(Data tied to figure images)
## Start

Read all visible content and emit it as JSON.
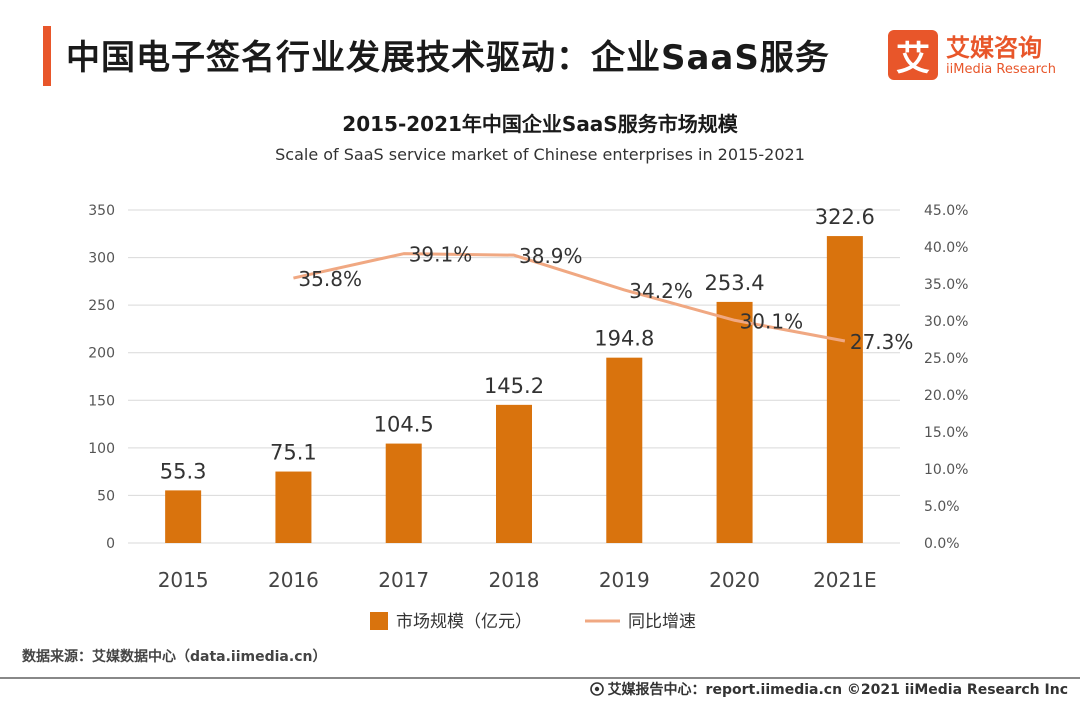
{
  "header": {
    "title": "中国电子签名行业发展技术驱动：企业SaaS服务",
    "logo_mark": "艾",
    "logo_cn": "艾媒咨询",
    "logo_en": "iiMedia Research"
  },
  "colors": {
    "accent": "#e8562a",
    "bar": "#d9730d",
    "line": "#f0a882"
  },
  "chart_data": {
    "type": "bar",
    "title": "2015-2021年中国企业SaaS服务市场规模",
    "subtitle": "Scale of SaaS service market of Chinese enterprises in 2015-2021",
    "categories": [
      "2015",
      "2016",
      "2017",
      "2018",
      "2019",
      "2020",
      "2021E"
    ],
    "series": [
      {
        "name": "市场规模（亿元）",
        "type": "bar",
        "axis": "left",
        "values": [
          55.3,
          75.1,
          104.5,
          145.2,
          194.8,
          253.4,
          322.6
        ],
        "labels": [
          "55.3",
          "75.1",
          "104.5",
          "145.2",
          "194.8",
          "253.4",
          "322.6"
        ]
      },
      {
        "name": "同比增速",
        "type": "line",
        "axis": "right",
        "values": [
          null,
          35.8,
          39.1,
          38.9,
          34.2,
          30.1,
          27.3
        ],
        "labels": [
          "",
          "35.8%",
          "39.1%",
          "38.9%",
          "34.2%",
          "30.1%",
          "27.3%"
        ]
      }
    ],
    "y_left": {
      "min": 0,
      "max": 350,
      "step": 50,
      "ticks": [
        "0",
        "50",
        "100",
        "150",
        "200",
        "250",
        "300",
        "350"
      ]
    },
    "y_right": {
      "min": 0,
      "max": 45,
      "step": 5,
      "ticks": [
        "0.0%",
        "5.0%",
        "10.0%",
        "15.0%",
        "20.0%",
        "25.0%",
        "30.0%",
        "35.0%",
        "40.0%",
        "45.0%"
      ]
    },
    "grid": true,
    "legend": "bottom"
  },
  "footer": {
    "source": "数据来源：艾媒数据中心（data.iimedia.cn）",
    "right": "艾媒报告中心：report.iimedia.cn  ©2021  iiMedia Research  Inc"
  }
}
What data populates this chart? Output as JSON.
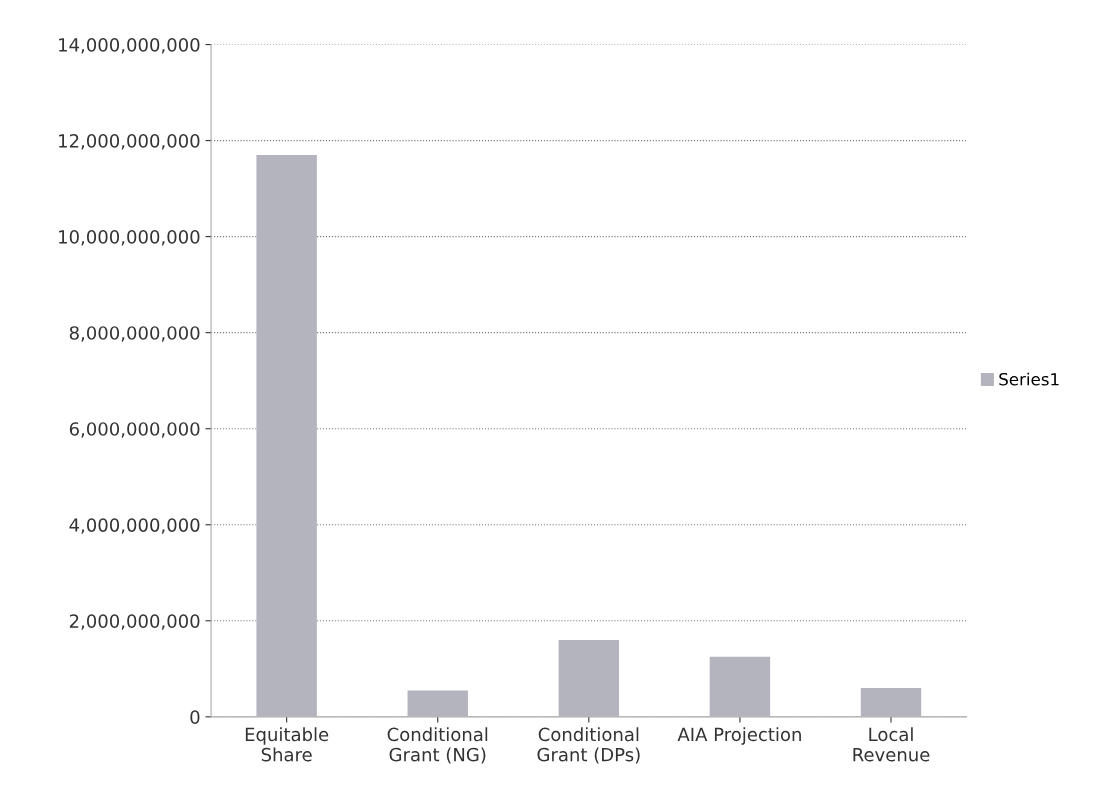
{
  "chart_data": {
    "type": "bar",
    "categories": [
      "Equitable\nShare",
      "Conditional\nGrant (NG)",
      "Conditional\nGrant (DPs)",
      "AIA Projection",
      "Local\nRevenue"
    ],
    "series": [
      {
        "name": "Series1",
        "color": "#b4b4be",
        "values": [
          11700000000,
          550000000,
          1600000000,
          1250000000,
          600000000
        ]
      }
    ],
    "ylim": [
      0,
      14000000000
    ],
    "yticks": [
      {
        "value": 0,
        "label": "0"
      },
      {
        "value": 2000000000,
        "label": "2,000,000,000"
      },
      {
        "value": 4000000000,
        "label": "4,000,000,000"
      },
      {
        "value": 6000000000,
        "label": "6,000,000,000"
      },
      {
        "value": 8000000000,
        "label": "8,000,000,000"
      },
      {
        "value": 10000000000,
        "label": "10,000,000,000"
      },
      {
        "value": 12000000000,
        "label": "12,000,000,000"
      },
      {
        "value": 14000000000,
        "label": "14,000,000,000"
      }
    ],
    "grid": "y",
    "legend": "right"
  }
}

## End
## Start

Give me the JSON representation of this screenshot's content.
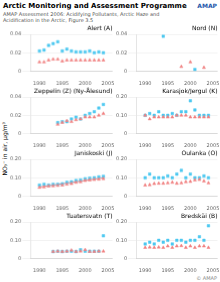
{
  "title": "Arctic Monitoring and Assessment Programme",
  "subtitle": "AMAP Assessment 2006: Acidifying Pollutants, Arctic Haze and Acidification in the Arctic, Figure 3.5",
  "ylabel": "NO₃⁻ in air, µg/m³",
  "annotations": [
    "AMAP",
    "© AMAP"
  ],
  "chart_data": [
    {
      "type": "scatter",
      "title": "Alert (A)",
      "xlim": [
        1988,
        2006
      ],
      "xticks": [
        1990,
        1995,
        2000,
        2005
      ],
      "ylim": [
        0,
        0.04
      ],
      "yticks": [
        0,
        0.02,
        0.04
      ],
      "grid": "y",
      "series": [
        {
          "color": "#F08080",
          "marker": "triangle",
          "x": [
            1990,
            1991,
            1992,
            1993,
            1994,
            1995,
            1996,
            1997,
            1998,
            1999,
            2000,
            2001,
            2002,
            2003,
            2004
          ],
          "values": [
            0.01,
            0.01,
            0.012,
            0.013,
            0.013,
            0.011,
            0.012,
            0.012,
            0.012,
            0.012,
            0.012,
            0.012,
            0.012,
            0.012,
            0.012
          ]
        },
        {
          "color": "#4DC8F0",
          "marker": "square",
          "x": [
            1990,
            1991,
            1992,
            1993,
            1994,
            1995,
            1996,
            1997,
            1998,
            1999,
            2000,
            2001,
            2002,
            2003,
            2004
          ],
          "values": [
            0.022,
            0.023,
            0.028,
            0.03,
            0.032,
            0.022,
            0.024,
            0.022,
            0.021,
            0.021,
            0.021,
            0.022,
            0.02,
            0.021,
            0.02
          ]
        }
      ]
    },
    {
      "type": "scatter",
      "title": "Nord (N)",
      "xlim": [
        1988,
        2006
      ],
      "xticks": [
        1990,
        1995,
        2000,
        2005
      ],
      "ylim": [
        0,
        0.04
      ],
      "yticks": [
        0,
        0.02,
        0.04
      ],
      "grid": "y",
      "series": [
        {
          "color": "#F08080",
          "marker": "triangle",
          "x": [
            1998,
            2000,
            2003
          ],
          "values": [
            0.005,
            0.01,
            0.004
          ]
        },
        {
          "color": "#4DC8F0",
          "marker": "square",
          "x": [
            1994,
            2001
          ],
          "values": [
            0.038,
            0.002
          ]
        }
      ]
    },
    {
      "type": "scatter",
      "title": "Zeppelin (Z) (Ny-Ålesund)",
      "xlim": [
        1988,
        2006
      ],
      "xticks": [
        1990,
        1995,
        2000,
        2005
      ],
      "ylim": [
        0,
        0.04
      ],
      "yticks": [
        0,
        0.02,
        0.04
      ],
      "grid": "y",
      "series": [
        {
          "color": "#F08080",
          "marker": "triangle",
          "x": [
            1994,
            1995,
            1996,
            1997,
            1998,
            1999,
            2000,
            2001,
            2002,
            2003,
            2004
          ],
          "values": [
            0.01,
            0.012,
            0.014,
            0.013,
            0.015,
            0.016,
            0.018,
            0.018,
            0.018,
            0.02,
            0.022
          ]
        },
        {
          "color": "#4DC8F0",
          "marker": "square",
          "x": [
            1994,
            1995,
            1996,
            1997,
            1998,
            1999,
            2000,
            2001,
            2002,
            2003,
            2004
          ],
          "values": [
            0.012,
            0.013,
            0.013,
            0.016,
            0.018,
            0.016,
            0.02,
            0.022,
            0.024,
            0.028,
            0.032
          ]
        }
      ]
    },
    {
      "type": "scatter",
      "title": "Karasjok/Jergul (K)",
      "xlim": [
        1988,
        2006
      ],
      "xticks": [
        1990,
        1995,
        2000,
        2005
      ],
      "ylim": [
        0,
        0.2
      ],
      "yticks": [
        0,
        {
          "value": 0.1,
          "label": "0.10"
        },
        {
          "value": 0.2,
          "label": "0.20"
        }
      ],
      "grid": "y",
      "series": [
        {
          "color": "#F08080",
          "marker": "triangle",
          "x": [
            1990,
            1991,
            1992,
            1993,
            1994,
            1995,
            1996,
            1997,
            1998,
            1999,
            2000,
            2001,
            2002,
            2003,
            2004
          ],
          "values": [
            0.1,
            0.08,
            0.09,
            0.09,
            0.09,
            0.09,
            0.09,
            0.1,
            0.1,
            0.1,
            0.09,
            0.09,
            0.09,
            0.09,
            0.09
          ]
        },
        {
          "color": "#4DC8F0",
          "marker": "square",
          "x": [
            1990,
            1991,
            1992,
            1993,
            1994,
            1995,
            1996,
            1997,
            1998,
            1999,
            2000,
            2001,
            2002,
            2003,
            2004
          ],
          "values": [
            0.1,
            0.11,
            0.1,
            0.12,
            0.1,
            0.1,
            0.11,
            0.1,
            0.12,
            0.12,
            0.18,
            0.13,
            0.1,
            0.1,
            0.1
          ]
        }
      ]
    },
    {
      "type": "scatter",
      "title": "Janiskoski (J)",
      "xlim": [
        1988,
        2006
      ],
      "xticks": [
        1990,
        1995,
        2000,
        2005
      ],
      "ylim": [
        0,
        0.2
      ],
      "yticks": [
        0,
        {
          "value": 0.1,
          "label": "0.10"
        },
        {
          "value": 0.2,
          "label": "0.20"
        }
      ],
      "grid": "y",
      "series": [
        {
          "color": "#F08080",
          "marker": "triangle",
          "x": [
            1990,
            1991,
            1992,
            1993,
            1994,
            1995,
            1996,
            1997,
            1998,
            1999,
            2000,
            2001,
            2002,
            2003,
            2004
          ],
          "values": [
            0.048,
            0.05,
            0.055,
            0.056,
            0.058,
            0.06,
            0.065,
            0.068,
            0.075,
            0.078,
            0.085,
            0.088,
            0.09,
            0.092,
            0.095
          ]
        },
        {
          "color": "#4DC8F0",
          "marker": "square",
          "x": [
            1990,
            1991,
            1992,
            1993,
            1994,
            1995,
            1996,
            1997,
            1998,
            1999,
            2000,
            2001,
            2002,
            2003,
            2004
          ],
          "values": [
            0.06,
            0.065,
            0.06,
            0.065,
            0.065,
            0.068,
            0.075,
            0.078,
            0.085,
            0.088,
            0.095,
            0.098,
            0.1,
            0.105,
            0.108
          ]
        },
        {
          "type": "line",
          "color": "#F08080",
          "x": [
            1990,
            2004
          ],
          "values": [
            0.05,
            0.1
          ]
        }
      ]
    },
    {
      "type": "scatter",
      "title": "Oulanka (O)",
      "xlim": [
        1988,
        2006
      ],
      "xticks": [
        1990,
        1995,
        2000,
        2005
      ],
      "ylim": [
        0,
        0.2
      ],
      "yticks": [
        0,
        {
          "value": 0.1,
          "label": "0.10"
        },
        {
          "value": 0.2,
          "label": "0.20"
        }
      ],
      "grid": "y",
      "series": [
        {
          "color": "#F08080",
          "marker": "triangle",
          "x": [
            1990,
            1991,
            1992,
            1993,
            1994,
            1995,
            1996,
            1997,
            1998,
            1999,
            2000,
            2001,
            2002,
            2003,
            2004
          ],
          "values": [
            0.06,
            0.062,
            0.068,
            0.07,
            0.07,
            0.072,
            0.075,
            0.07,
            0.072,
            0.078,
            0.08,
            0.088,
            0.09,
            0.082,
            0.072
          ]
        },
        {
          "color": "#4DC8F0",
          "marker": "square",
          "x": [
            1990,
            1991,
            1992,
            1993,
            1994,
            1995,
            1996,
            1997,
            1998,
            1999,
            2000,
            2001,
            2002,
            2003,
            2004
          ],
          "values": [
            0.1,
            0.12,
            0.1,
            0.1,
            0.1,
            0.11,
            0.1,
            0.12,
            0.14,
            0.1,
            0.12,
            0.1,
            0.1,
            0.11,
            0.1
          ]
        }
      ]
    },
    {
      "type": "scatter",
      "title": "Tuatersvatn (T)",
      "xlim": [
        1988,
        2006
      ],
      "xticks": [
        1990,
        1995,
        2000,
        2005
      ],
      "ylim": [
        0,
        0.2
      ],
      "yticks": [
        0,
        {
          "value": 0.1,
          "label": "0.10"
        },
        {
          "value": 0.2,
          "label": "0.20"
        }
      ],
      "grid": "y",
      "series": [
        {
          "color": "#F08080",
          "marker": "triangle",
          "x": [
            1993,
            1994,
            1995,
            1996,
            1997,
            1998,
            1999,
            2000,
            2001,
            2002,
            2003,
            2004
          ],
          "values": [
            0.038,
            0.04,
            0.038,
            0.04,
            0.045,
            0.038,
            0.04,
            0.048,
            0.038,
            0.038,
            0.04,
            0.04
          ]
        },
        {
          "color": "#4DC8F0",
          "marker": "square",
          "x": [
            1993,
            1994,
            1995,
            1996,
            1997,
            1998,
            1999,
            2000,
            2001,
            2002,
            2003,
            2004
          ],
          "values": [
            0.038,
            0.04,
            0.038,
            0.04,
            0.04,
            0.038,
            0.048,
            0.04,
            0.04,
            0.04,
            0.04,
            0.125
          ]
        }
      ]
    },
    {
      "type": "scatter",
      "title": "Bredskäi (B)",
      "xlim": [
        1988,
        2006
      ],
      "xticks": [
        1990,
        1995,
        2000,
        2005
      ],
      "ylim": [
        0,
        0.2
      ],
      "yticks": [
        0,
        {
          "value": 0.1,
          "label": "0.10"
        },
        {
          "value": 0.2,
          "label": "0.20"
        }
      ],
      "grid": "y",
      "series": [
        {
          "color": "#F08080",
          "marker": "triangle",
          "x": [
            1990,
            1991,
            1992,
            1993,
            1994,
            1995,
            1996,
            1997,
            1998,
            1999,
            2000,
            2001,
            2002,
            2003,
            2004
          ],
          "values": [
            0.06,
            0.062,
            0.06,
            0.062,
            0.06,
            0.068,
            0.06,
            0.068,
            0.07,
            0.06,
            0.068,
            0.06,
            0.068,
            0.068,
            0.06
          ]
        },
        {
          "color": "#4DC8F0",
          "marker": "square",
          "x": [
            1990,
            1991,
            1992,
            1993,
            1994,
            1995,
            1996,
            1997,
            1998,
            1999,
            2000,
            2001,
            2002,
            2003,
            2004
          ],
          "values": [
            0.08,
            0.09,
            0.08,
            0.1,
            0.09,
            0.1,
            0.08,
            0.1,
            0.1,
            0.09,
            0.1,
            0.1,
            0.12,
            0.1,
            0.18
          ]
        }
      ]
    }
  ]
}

## End

To do. Which lines include the word "Conditional"? Copy every one of them.

Solution to the exercise.
      "Conditional\nGrant (NG)",
      "Conditional\nGrant (DPs)",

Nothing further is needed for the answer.